WHAT IS NEEDED => Write out the data below exactly as given, without any of its pictures.
··· SUPPLIED DATA ···
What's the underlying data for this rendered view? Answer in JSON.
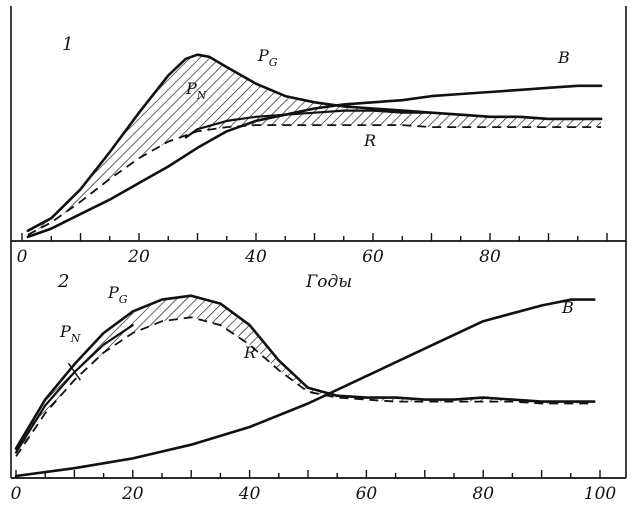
{
  "chart_data": [
    {
      "type": "line",
      "panel_label": "1",
      "xlabel": "Годы",
      "x_ticks": [
        0,
        20,
        40,
        60,
        80
      ],
      "xlim": [
        0,
        100
      ],
      "ylim": [
        0,
        1
      ],
      "hatched_between": [
        "P_G",
        "R"
      ],
      "series": [
        {
          "name": "B",
          "style": "solid",
          "x": [
            1,
            5,
            10,
            15,
            20,
            25,
            30,
            35,
            40,
            45,
            50,
            55,
            60,
            65,
            70,
            75,
            80,
            85,
            90,
            95,
            99
          ],
          "y": [
            0.02,
            0.06,
            0.13,
            0.2,
            0.28,
            0.36,
            0.45,
            0.53,
            0.58,
            0.61,
            0.64,
            0.66,
            0.67,
            0.68,
            0.7,
            0.71,
            0.72,
            0.73,
            0.74,
            0.75,
            0.75
          ]
        },
        {
          "name": "P_G",
          "label": "P",
          "subscript": "G",
          "style": "solid",
          "x": [
            1,
            5,
            10,
            15,
            20,
            25,
            28,
            30,
            32,
            35,
            40,
            45,
            50,
            55,
            60,
            65,
            70,
            75,
            80,
            85,
            90,
            95,
            99
          ],
          "y": [
            0.05,
            0.11,
            0.25,
            0.43,
            0.62,
            0.8,
            0.88,
            0.9,
            0.89,
            0.84,
            0.76,
            0.7,
            0.67,
            0.65,
            0.64,
            0.63,
            0.62,
            0.61,
            0.6,
            0.6,
            0.59,
            0.59,
            0.59
          ]
        },
        {
          "name": "P_N",
          "label": "P",
          "subscript": "N",
          "style": "solid",
          "x": [
            28,
            30,
            35,
            40,
            45,
            50,
            55,
            60,
            65,
            70,
            75,
            80,
            85,
            90,
            95,
            99
          ],
          "y": [
            0.5,
            0.54,
            0.58,
            0.6,
            0.61,
            0.62,
            0.63,
            0.63,
            0.62,
            0.62,
            0.61,
            0.6,
            0.6,
            0.59,
            0.59,
            0.59
          ]
        },
        {
          "name": "R",
          "style": "dashed",
          "x": [
            1,
            5,
            10,
            15,
            20,
            25,
            30,
            35,
            40,
            45,
            50,
            55,
            60,
            65,
            70,
            75,
            80,
            85,
            90,
            95,
            99
          ],
          "y": [
            0.03,
            0.09,
            0.19,
            0.3,
            0.4,
            0.48,
            0.53,
            0.55,
            0.56,
            0.56,
            0.56,
            0.56,
            0.56,
            0.56,
            0.55,
            0.55,
            0.55,
            0.55,
            0.55,
            0.55,
            0.55
          ]
        }
      ],
      "curve_labels": [
        {
          "series": "P_G",
          "text": "P",
          "subscript": "G"
        },
        {
          "series": "P_N",
          "text": "P",
          "subscript": "N"
        },
        {
          "series": "B",
          "text": "B"
        },
        {
          "series": "R",
          "text": "R"
        }
      ]
    },
    {
      "type": "line",
      "panel_label": "2",
      "x_ticks": [
        0,
        20,
        40,
        60,
        80,
        100
      ],
      "xlim": [
        0,
        100
      ],
      "ylim": [
        0,
        1
      ],
      "hatched_between": [
        "P_G",
        "R"
      ],
      "series": [
        {
          "name": "B",
          "style": "solid",
          "x": [
            0,
            10,
            20,
            30,
            40,
            50,
            60,
            70,
            80,
            90,
            95,
            99
          ],
          "y": [
            0.01,
            0.05,
            0.1,
            0.17,
            0.26,
            0.38,
            0.52,
            0.66,
            0.8,
            0.88,
            0.91,
            0.91
          ]
        },
        {
          "name": "P_G",
          "label": "P",
          "subscript": "G",
          "style": "solid",
          "x": [
            0,
            5,
            10,
            15,
            20,
            25,
            30,
            35,
            40,
            45,
            50,
            55,
            60,
            65,
            70,
            75,
            80,
            85,
            90,
            95,
            99
          ],
          "y": [
            0.15,
            0.4,
            0.58,
            0.74,
            0.85,
            0.91,
            0.93,
            0.89,
            0.78,
            0.6,
            0.46,
            0.42,
            0.41,
            0.41,
            0.4,
            0.4,
            0.41,
            0.4,
            0.39,
            0.39,
            0.39
          ]
        },
        {
          "name": "P_N",
          "label": "P",
          "subscript": "N",
          "style": "solid",
          "x": [
            0,
            5,
            10,
            15,
            20
          ],
          "y": [
            0.13,
            0.37,
            0.54,
            0.68,
            0.78
          ]
        },
        {
          "name": "R",
          "style": "dashed",
          "x": [
            0,
            5,
            10,
            15,
            20,
            25,
            30,
            35,
            40,
            45,
            50,
            55,
            60,
            65,
            70,
            75,
            80,
            85,
            90,
            95,
            99
          ],
          "y": [
            0.11,
            0.33,
            0.5,
            0.64,
            0.74,
            0.8,
            0.82,
            0.78,
            0.68,
            0.55,
            0.44,
            0.41,
            0.4,
            0.39,
            0.39,
            0.39,
            0.39,
            0.39,
            0.38,
            0.38,
            0.38
          ]
        }
      ],
      "curve_labels": [
        {
          "series": "P_G",
          "text": "P",
          "subscript": "G"
        },
        {
          "series": "P_N",
          "text": "P",
          "subscript": "N"
        },
        {
          "series": "B",
          "text": "B"
        },
        {
          "series": "R",
          "text": "R"
        }
      ]
    }
  ]
}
···
THE ANSWER =>
What's the underlying data for this rendered view? Answer in JSON.
{
  "chart_data": [
    {
      "type": "line",
      "panel_label": "1",
      "xlabel": "Годы",
      "x_ticks": [
        0,
        20,
        40,
        60,
        80
      ],
      "xlim": [
        0,
        100
      ],
      "ylim": [
        0,
        1
      ],
      "hatched_between": [
        "P_G",
        "R"
      ],
      "series": [
        {
          "name": "B",
          "style": "solid",
          "x": [
            1,
            5,
            10,
            15,
            20,
            25,
            30,
            35,
            40,
            45,
            50,
            55,
            60,
            65,
            70,
            75,
            80,
            85,
            90,
            95,
            99
          ],
          "y": [
            0.02,
            0.06,
            0.13,
            0.2,
            0.28,
            0.36,
            0.45,
            0.53,
            0.58,
            0.61,
            0.64,
            0.66,
            0.67,
            0.68,
            0.7,
            0.71,
            0.72,
            0.73,
            0.74,
            0.75,
            0.75
          ]
        },
        {
          "name": "P_G",
          "label": "P",
          "subscript": "G",
          "style": "solid",
          "x": [
            1,
            5,
            10,
            15,
            20,
            25,
            28,
            30,
            32,
            35,
            40,
            45,
            50,
            55,
            60,
            65,
            70,
            75,
            80,
            85,
            90,
            95,
            99
          ],
          "y": [
            0.05,
            0.11,
            0.25,
            0.43,
            0.62,
            0.8,
            0.88,
            0.9,
            0.89,
            0.84,
            0.76,
            0.7,
            0.67,
            0.65,
            0.64,
            0.63,
            0.62,
            0.61,
            0.6,
            0.6,
            0.59,
            0.59,
            0.59
          ]
        },
        {
          "name": "P_N",
          "label": "P",
          "subscript": "N",
          "style": "solid",
          "x": [
            28,
            30,
            35,
            40,
            45,
            50,
            55,
            60,
            65,
            70,
            75,
            80,
            85,
            90,
            95,
            99
          ],
          "y": [
            0.5,
            0.54,
            0.58,
            0.6,
            0.61,
            0.62,
            0.63,
            0.63,
            0.62,
            0.62,
            0.61,
            0.6,
            0.6,
            0.59,
            0.59,
            0.59
          ]
        },
        {
          "name": "R",
          "style": "dashed",
          "x": [
            1,
            5,
            10,
            15,
            20,
            25,
            30,
            35,
            40,
            45,
            50,
            55,
            60,
            65,
            70,
            75,
            80,
            85,
            90,
            95,
            99
          ],
          "y": [
            0.03,
            0.09,
            0.19,
            0.3,
            0.4,
            0.48,
            0.53,
            0.55,
            0.56,
            0.56,
            0.56,
            0.56,
            0.56,
            0.56,
            0.55,
            0.55,
            0.55,
            0.55,
            0.55,
            0.55,
            0.55
          ]
        }
      ],
      "curve_labels": [
        {
          "series": "P_G",
          "text": "P",
          "subscript": "G"
        },
        {
          "series": "P_N",
          "text": "P",
          "subscript": "N"
        },
        {
          "series": "B",
          "text": "B"
        },
        {
          "series": "R",
          "text": "R"
        }
      ]
    },
    {
      "type": "line",
      "panel_label": "2",
      "x_ticks": [
        0,
        20,
        40,
        60,
        80,
        100
      ],
      "xlim": [
        0,
        100
      ],
      "ylim": [
        0,
        1
      ],
      "hatched_between": [
        "P_G",
        "R"
      ],
      "series": [
        {
          "name": "B",
          "style": "solid",
          "x": [
            0,
            10,
            20,
            30,
            40,
            50,
            60,
            70,
            80,
            90,
            95,
            99
          ],
          "y": [
            0.01,
            0.05,
            0.1,
            0.17,
            0.26,
            0.38,
            0.52,
            0.66,
            0.8,
            0.88,
            0.91,
            0.91
          ]
        },
        {
          "name": "P_G",
          "label": "P",
          "subscript": "G",
          "style": "solid",
          "x": [
            0,
            5,
            10,
            15,
            20,
            25,
            30,
            35,
            40,
            45,
            50,
            55,
            60,
            65,
            70,
            75,
            80,
            85,
            90,
            95,
            99
          ],
          "y": [
            0.15,
            0.4,
            0.58,
            0.74,
            0.85,
            0.91,
            0.93,
            0.89,
            0.78,
            0.6,
            0.46,
            0.42,
            0.41,
            0.41,
            0.4,
            0.4,
            0.41,
            0.4,
            0.39,
            0.39,
            0.39
          ]
        },
        {
          "name": "P_N",
          "label": "P",
          "subscript": "N",
          "style": "solid",
          "x": [
            0,
            5,
            10,
            15,
            20
          ],
          "y": [
            0.13,
            0.37,
            0.54,
            0.68,
            0.78
          ]
        },
        {
          "name": "R",
          "style": "dashed",
          "x": [
            0,
            5,
            10,
            15,
            20,
            25,
            30,
            35,
            40,
            45,
            50,
            55,
            60,
            65,
            70,
            75,
            80,
            85,
            90,
            95,
            99
          ],
          "y": [
            0.11,
            0.33,
            0.5,
            0.64,
            0.74,
            0.8,
            0.82,
            0.78,
            0.68,
            0.55,
            0.44,
            0.41,
            0.4,
            0.39,
            0.39,
            0.39,
            0.39,
            0.39,
            0.38,
            0.38,
            0.38
          ]
        }
      ],
      "curve_labels": [
        {
          "series": "P_G",
          "text": "P",
          "subscript": "G"
        },
        {
          "series": "P_N",
          "text": "P",
          "subscript": "N"
        },
        {
          "series": "B",
          "text": "B"
        },
        {
          "series": "R",
          "text": "R"
        }
      ]
    }
  ]
}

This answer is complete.